[Excerpt from a dataset]
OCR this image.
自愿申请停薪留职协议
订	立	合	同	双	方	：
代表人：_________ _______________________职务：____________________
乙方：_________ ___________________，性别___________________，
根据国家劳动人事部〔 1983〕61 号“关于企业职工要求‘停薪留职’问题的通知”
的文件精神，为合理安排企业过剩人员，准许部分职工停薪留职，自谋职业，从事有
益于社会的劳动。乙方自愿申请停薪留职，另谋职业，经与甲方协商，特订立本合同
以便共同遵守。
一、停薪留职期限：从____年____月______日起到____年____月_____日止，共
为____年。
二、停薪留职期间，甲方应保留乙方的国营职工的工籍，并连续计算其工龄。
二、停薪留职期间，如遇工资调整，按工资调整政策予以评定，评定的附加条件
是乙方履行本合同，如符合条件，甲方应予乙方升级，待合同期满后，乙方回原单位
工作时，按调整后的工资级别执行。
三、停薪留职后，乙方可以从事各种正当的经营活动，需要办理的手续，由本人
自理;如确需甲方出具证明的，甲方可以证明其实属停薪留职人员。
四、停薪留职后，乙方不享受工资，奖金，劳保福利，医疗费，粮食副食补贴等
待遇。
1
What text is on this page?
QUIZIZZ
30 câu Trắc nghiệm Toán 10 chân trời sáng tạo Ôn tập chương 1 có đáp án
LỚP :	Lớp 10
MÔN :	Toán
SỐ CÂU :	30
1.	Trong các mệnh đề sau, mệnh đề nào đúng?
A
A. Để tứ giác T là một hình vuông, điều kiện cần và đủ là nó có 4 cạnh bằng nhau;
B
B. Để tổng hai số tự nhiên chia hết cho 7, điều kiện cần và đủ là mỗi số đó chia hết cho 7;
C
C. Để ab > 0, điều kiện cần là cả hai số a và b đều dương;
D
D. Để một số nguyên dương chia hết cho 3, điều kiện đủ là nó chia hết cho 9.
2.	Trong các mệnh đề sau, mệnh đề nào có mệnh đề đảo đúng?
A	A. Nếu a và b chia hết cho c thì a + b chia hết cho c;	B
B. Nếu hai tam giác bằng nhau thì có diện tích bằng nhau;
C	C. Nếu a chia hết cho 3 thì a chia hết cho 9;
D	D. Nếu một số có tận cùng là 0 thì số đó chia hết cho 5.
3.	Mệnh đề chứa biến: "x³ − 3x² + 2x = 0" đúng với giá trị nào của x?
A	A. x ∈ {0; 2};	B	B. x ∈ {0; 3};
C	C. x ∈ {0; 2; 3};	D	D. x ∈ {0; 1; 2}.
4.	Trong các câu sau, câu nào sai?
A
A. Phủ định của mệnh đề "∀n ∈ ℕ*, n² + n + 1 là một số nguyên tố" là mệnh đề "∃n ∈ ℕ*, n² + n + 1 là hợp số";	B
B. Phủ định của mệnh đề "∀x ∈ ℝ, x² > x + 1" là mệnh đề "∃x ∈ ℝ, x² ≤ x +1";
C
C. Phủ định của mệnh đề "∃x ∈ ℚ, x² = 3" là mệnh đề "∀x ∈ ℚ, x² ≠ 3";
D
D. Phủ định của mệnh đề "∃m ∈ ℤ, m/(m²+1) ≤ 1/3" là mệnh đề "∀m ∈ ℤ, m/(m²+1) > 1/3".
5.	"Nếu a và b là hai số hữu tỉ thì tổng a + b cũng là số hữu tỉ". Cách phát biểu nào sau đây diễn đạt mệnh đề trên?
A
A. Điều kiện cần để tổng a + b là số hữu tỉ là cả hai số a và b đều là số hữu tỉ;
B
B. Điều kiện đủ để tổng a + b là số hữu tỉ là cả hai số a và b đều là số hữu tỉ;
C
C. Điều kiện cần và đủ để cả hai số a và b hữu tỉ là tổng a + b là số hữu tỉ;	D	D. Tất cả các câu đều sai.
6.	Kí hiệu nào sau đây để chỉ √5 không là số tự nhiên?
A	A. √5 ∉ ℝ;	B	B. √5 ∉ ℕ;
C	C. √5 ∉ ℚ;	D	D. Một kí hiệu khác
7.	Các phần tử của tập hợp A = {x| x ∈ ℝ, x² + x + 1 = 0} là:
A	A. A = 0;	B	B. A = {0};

▶ Task to complete
Examine the records and pull out every line where the string "kiện" occurs.

▶ Solution for this exercise
A. Để tứ giác T là một hình vuông, điều kiện cần và đủ là nó có 4 cạnh bằng nhau;
B. Để tổng hai số tự nhiên chia hết cho 7, điều kiện cần và đủ là mỗi số đó chia hết cho 7;
C. Để ab > 0, điều kiện cần là cả hai số a và b đều dương;
D. Để một số nguyên dương chia hết cho 3, điều kiện đủ là nó chia hết cho 9.
A. Điều kiện cần để tổng a + b là số hữu tỉ là cả hai số a và b đều là số hữu tỉ;
B. Điều kiện đủ để tổng a + b là số hữu tỉ là cả hai số a và b đều là số hữu tỉ;
C. Điều kiện cần và đủ để cả hai số a và b hữu tỉ là tổng a + b là số hữu tỉ;	D	D. Tất cả các câu đều sai.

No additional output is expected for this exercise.